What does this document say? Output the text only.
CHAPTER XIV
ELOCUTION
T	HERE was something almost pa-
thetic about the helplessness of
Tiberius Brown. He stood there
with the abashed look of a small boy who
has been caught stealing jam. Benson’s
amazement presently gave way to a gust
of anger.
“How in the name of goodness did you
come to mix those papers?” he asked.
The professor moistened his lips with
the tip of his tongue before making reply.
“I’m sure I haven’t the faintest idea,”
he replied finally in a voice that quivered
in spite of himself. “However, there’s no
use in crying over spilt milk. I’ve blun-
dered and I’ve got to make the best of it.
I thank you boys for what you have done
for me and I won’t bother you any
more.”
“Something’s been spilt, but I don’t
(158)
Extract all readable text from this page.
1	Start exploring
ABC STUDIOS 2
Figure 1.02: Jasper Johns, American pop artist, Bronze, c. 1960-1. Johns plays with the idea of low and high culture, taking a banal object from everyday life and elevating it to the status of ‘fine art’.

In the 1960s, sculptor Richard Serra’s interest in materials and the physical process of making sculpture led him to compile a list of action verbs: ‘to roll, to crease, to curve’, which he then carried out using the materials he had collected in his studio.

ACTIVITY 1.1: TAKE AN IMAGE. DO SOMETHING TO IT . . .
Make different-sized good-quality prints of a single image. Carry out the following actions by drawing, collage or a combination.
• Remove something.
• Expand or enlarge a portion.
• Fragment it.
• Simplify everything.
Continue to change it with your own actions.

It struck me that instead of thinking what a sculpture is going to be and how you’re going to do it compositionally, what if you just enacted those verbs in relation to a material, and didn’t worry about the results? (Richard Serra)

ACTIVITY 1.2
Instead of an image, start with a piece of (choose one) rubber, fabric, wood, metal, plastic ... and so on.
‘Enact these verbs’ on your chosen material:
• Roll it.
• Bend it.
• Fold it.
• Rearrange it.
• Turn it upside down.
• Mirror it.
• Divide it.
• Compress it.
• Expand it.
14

- - - - -

WORK TO COMPLETE:
From the entries above, copy every line containing the word "about".

SOLUTION BELOW:
thetic about the helplessness of
It struck me that instead of thinking what a sculpture is going to be and how you’re going to do it compositionally, what if you just enacted those verbs in relation to a material, and didn’t worry about the results? (Richard Serra)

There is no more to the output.